__TASK DETAILS__. Look below and pull out each line with the word "Christine".

───── RECORDS FOR THE EXERCISE

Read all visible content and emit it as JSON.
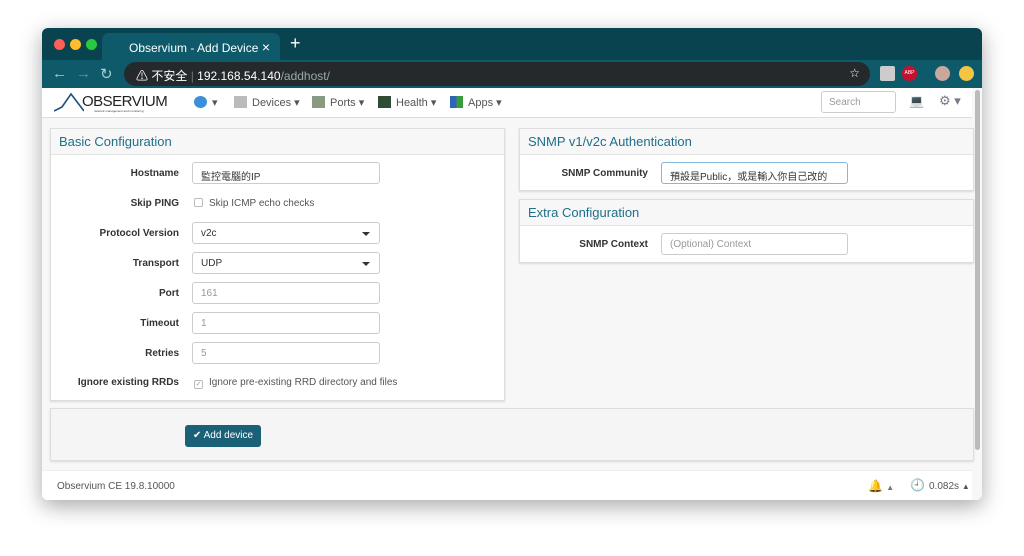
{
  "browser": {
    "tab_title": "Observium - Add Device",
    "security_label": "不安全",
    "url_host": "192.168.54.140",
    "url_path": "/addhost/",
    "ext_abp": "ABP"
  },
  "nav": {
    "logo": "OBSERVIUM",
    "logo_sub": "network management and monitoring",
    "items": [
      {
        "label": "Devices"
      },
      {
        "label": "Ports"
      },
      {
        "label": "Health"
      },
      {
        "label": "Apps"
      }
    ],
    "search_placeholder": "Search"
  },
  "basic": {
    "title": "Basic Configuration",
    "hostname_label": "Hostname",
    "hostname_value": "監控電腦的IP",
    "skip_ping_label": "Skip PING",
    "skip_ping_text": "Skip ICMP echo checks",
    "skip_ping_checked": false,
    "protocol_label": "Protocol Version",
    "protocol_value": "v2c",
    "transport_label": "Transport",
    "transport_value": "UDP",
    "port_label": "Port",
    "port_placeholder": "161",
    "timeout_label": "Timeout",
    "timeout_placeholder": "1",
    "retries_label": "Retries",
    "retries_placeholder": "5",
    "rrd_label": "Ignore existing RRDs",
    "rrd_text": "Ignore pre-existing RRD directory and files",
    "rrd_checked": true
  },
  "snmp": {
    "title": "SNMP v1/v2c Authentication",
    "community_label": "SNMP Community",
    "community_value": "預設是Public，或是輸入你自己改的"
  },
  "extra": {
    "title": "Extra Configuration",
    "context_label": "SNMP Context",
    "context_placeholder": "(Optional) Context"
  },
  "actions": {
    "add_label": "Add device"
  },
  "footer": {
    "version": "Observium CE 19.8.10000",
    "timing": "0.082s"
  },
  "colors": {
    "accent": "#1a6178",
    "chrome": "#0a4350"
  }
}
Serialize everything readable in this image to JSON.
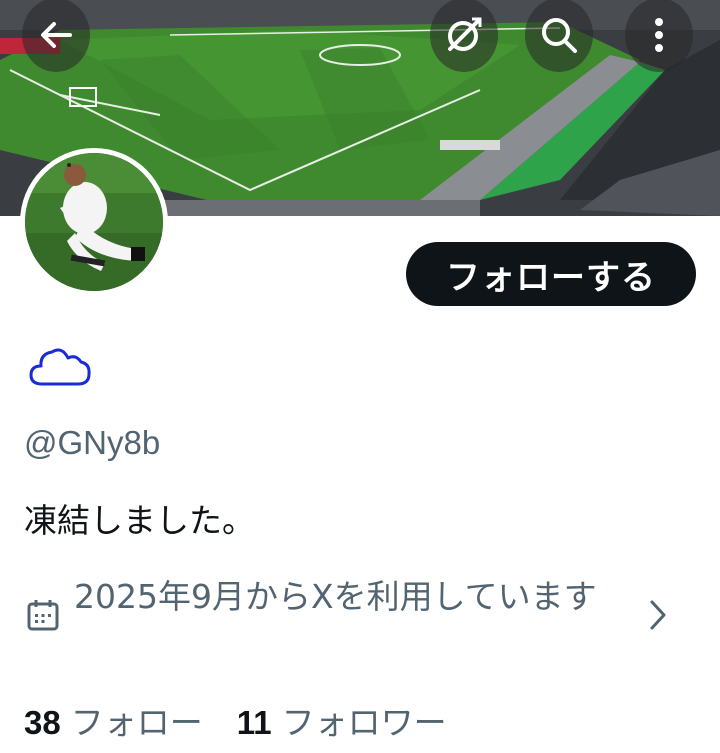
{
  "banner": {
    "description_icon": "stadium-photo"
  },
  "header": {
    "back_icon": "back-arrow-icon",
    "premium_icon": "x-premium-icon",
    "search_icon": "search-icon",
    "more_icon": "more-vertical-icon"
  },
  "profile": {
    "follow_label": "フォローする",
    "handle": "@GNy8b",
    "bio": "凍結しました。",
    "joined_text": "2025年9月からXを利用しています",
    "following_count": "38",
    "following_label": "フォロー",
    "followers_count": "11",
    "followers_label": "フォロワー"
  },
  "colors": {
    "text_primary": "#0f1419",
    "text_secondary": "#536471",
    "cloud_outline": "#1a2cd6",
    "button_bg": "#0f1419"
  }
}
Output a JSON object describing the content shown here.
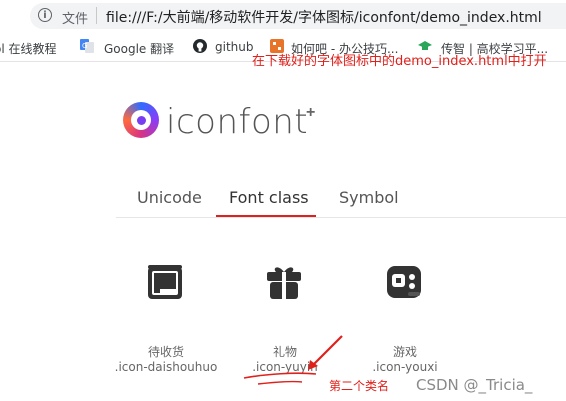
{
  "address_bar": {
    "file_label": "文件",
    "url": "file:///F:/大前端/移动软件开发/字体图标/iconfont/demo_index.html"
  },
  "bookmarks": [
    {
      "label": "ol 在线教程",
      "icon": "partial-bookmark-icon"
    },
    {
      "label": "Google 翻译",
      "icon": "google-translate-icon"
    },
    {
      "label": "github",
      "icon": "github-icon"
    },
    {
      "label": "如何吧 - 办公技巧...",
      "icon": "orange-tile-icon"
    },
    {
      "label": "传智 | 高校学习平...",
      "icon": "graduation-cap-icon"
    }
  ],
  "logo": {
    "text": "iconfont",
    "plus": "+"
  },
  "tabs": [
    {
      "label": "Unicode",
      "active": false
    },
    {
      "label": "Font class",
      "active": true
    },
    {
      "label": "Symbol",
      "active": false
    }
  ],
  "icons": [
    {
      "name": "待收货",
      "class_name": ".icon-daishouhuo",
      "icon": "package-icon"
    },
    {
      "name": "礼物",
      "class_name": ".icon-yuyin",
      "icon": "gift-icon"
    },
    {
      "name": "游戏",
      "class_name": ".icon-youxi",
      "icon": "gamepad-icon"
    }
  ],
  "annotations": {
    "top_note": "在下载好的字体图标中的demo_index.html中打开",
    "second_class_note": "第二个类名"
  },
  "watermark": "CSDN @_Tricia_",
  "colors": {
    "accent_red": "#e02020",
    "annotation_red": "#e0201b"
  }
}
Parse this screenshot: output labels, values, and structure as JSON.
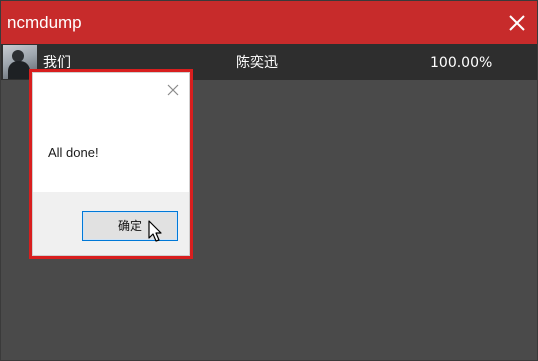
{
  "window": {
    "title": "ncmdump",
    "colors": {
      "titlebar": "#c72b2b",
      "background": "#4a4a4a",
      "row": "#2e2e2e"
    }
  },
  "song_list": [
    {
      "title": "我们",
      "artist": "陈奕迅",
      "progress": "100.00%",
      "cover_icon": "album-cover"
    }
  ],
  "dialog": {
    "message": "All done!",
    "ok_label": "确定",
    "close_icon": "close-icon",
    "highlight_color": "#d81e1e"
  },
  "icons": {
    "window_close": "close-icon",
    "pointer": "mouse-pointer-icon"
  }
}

──────────
───── RECORDS FOR THE EXERCISE

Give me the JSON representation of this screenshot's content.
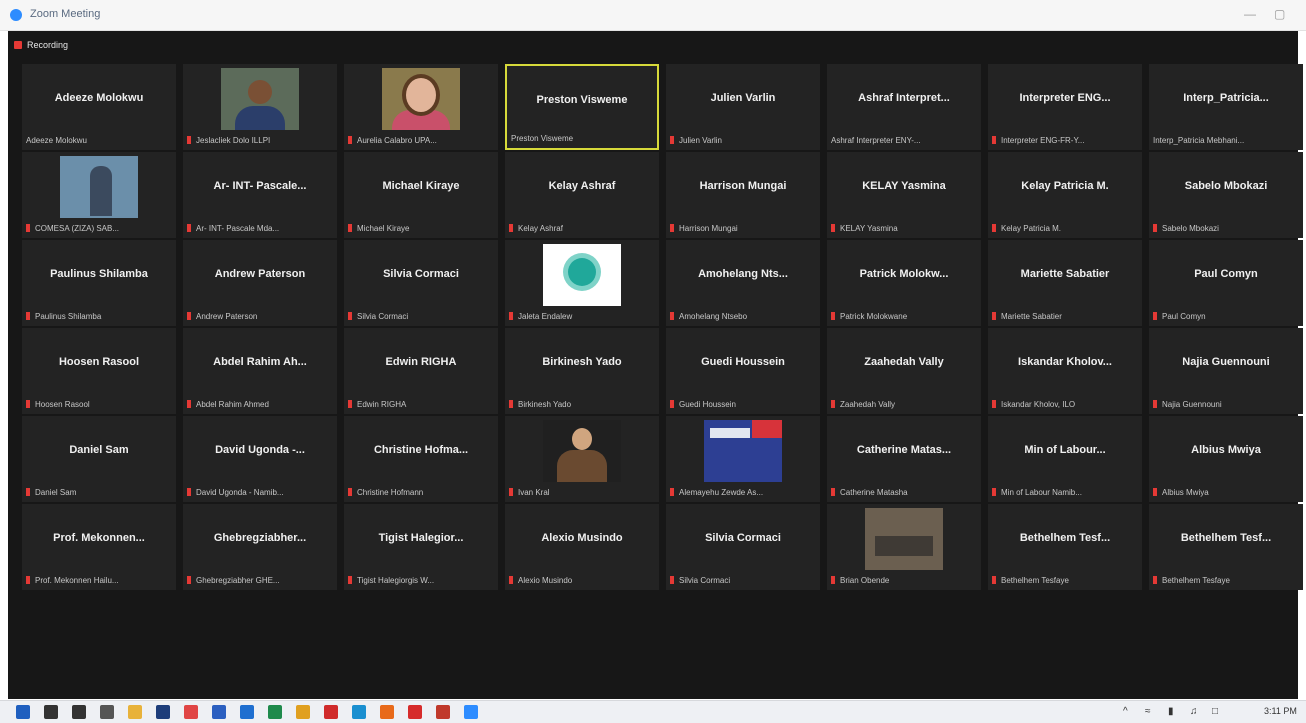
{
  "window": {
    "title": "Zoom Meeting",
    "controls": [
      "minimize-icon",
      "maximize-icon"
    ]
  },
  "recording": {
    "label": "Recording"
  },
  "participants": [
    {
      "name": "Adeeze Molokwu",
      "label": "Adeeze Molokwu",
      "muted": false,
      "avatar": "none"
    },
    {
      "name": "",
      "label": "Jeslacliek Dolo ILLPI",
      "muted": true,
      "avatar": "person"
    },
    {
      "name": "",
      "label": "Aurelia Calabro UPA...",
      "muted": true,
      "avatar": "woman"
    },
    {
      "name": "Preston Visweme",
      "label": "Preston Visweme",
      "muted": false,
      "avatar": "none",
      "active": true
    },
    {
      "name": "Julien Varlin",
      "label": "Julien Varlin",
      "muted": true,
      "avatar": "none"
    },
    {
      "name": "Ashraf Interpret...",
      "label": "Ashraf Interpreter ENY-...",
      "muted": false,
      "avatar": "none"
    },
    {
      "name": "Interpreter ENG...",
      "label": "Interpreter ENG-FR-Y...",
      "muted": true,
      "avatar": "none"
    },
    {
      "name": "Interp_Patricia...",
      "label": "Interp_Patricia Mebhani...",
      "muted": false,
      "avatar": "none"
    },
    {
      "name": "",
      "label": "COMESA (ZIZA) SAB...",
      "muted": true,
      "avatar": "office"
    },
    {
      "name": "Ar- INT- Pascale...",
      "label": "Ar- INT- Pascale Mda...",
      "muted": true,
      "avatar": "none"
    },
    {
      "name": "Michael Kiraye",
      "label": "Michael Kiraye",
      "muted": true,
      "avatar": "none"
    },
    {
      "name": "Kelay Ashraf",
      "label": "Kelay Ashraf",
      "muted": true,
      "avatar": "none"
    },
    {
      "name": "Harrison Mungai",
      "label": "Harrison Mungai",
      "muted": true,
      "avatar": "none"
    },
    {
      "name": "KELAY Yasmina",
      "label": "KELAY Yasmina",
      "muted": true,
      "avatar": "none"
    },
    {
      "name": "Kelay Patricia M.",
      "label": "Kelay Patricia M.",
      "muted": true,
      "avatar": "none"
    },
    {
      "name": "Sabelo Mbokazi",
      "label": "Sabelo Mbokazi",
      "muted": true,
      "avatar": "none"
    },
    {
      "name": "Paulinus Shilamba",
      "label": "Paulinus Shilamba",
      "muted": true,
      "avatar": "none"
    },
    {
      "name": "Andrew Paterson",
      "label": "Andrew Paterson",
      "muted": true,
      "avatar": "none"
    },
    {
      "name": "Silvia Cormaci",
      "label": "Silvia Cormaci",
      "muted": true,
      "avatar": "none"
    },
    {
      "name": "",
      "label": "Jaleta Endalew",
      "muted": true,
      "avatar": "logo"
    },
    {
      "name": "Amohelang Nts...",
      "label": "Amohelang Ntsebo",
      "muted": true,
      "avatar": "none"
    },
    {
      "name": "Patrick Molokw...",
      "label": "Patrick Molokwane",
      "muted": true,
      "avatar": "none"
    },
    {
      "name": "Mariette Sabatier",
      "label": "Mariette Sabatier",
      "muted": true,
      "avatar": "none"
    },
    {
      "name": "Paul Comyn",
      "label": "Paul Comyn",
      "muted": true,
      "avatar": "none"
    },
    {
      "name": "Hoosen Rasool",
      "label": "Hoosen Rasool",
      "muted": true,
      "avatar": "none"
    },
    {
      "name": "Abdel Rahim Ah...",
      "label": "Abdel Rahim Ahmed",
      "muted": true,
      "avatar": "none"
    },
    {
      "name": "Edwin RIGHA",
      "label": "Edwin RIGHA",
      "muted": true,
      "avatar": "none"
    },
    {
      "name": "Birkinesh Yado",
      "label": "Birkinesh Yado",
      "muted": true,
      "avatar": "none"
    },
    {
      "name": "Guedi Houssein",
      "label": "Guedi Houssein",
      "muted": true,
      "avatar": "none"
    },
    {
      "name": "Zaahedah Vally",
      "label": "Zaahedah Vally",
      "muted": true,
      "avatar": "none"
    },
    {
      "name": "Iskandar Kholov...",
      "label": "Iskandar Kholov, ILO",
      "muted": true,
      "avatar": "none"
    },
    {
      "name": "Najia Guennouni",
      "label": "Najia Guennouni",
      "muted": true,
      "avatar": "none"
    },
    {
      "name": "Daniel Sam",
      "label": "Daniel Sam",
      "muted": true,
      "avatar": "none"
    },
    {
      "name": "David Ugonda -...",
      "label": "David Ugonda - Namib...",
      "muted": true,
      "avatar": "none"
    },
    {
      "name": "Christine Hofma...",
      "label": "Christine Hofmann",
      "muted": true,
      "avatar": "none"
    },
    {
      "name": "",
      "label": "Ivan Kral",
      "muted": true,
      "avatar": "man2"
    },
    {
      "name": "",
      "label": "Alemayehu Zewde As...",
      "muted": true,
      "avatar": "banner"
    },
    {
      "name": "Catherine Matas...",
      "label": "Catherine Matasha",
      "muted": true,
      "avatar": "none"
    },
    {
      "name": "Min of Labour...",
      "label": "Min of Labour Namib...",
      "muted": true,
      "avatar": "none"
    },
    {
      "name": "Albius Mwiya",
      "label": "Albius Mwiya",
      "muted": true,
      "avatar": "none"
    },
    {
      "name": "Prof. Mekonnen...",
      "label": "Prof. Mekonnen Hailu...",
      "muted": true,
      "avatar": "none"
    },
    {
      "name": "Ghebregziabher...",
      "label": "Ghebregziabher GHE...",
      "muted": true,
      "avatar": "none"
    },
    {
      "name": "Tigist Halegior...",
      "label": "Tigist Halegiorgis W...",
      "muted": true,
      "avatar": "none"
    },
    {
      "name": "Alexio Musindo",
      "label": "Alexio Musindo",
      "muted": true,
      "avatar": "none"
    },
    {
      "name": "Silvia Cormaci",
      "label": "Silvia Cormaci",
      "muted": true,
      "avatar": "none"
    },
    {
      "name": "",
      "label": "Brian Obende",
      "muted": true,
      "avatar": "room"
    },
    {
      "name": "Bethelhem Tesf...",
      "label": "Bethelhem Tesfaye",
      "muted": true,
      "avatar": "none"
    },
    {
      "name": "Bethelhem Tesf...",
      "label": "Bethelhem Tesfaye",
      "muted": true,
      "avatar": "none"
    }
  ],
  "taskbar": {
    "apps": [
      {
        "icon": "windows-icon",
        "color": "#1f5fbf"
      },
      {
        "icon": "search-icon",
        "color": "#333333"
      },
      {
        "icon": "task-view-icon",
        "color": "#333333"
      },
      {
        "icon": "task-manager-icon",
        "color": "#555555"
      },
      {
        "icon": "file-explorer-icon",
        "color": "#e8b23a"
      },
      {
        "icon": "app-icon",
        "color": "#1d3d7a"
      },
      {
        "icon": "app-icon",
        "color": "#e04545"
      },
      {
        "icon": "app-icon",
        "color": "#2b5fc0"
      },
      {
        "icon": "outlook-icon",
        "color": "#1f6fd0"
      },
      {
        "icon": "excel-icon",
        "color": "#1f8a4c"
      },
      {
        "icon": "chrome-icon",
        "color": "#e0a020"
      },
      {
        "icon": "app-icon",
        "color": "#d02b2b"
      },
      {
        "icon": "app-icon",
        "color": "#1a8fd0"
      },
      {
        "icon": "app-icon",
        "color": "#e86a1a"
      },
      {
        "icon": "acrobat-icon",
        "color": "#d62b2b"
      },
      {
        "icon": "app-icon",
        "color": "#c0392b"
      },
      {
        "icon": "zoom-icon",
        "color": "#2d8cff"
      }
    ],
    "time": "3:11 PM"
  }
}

──────────

__RESPONSE BELOW__.
      "name": "Christine Hofma...",
      "label": "Christine Hofmann",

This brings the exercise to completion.